Instructions to follow = Leave out the pictures and return every entry exactly as it appears.

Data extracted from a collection
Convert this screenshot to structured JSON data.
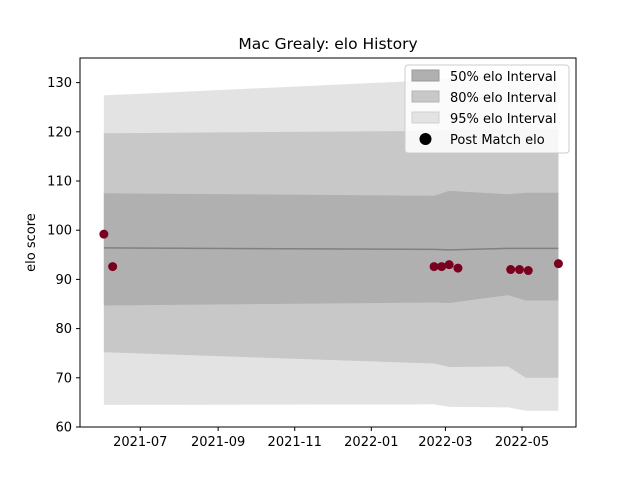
{
  "chart_data": {
    "type": "area",
    "title": "Mac Grealy: elo History",
    "xlabel": "",
    "ylabel": "elo score",
    "ylim": [
      60,
      135
    ],
    "xlim": [
      "2021-05-14",
      "2022-06-13"
    ],
    "x_ticks": [
      {
        "date": "2021-07-01",
        "label": "2021-07"
      },
      {
        "date": "2021-09-01",
        "label": "2021-09"
      },
      {
        "date": "2021-11-01",
        "label": "2021-11"
      },
      {
        "date": "2022-01-01",
        "label": "2022-01"
      },
      {
        "date": "2022-03-01",
        "label": "2022-03"
      },
      {
        "date": "2022-05-01",
        "label": "2022-05"
      }
    ],
    "y_ticks": [
      60,
      70,
      80,
      90,
      100,
      110,
      120,
      130
    ],
    "legend": {
      "position": "top-right",
      "entries": [
        "50% elo Interval",
        "80% elo Interval",
        "95% elo Interval",
        "Post Match elo"
      ]
    },
    "colors": {
      "band50": "#b0b0b0",
      "band80": "#c8c8c8",
      "band95": "#e3e3e3",
      "mean_line": "#808080",
      "points": "#7a0020"
    },
    "mean": {
      "x": [
        "2021-06-02",
        "2022-02-20",
        "2022-03-04",
        "2022-04-20",
        "2022-05-04",
        "2022-05-30"
      ],
      "y": [
        96.4,
        96.1,
        96.0,
        96.3,
        96.3,
        96.3
      ]
    },
    "series": [
      {
        "name": "50% elo Interval",
        "x": [
          "2021-06-02",
          "2022-02-20",
          "2022-03-04",
          "2022-04-20",
          "2022-05-04",
          "2022-05-30"
        ],
        "lower": [
          84.7,
          85.3,
          85.2,
          86.8,
          85.7,
          85.7
        ],
        "upper": [
          107.5,
          107.0,
          108.0,
          107.3,
          107.6,
          107.6
        ]
      },
      {
        "name": "80% elo Interval",
        "x": [
          "2021-06-02",
          "2022-02-20",
          "2022-03-04",
          "2022-04-20",
          "2022-05-04",
          "2022-05-30"
        ],
        "lower": [
          75.2,
          72.9,
          72.2,
          72.3,
          70.0,
          70.0
        ],
        "upper": [
          119.7,
          120.2,
          120.5,
          120.5,
          120.5,
          120.5
        ]
      },
      {
        "name": "95% elo Interval",
        "x": [
          "2021-06-02",
          "2022-02-20",
          "2022-03-04",
          "2022-04-20",
          "2022-05-04",
          "2022-05-30"
        ],
        "lower": [
          64.5,
          64.6,
          64.1,
          64.0,
          63.3,
          63.3
        ],
        "upper": [
          127.4,
          130.5,
          131.0,
          131.0,
          131.2,
          131.2
        ]
      }
    ],
    "points": {
      "name": "Post Match elo",
      "x": [
        "2021-06-02",
        "2021-06-09",
        "2022-02-20",
        "2022-02-26",
        "2022-03-04",
        "2022-03-11",
        "2022-04-22",
        "2022-04-29",
        "2022-05-06",
        "2022-05-30"
      ],
      "y": [
        99.2,
        92.6,
        92.6,
        92.6,
        93.0,
        92.3,
        92.0,
        92.0,
        91.8,
        93.2
      ]
    }
  }
}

Response to this task =
Convert this screenshot to structured JSON data.
{
  "chart_data": {
    "type": "area",
    "title": "Mac Grealy: elo History",
    "xlabel": "",
    "ylabel": "elo score",
    "ylim": [
      60,
      135
    ],
    "xlim": [
      "2021-05-14",
      "2022-06-13"
    ],
    "x_ticks": [
      {
        "date": "2021-07-01",
        "label": "2021-07"
      },
      {
        "date": "2021-09-01",
        "label": "2021-09"
      },
      {
        "date": "2021-11-01",
        "label": "2021-11"
      },
      {
        "date": "2022-01-01",
        "label": "2022-01"
      },
      {
        "date": "2022-03-01",
        "label": "2022-03"
      },
      {
        "date": "2022-05-01",
        "label": "2022-05"
      }
    ],
    "y_ticks": [
      60,
      70,
      80,
      90,
      100,
      110,
      120,
      130
    ],
    "legend": {
      "position": "top-right",
      "entries": [
        "50% elo Interval",
        "80% elo Interval",
        "95% elo Interval",
        "Post Match elo"
      ]
    },
    "colors": {
      "band50": "#b0b0b0",
      "band80": "#c8c8c8",
      "band95": "#e3e3e3",
      "mean_line": "#808080",
      "points": "#7a0020"
    },
    "mean": {
      "x": [
        "2021-06-02",
        "2022-02-20",
        "2022-03-04",
        "2022-04-20",
        "2022-05-04",
        "2022-05-30"
      ],
      "y": [
        96.4,
        96.1,
        96.0,
        96.3,
        96.3,
        96.3
      ]
    },
    "series": [
      {
        "name": "50% elo Interval",
        "x": [
          "2021-06-02",
          "2022-02-20",
          "2022-03-04",
          "2022-04-20",
          "2022-05-04",
          "2022-05-30"
        ],
        "lower": [
          84.7,
          85.3,
          85.2,
          86.8,
          85.7,
          85.7
        ],
        "upper": [
          107.5,
          107.0,
          108.0,
          107.3,
          107.6,
          107.6
        ]
      },
      {
        "name": "80% elo Interval",
        "x": [
          "2021-06-02",
          "2022-02-20",
          "2022-03-04",
          "2022-04-20",
          "2022-05-04",
          "2022-05-30"
        ],
        "lower": [
          75.2,
          72.9,
          72.2,
          72.3,
          70.0,
          70.0
        ],
        "upper": [
          119.7,
          120.2,
          120.5,
          120.5,
          120.5,
          120.5
        ]
      },
      {
        "name": "95% elo Interval",
        "x": [
          "2021-06-02",
          "2022-02-20",
          "2022-03-04",
          "2022-04-20",
          "2022-05-04",
          "2022-05-30"
        ],
        "lower": [
          64.5,
          64.6,
          64.1,
          64.0,
          63.3,
          63.3
        ],
        "upper": [
          127.4,
          130.5,
          131.0,
          131.0,
          131.2,
          131.2
        ]
      }
    ],
    "points": {
      "name": "Post Match elo",
      "x": [
        "2021-06-02",
        "2021-06-09",
        "2022-02-20",
        "2022-02-26",
        "2022-03-04",
        "2022-03-11",
        "2022-04-22",
        "2022-04-29",
        "2022-05-06",
        "2022-05-30"
      ],
      "y": [
        99.2,
        92.6,
        92.6,
        92.6,
        93.0,
        92.3,
        92.0,
        92.0,
        91.8,
        93.2
      ]
    }
  }
}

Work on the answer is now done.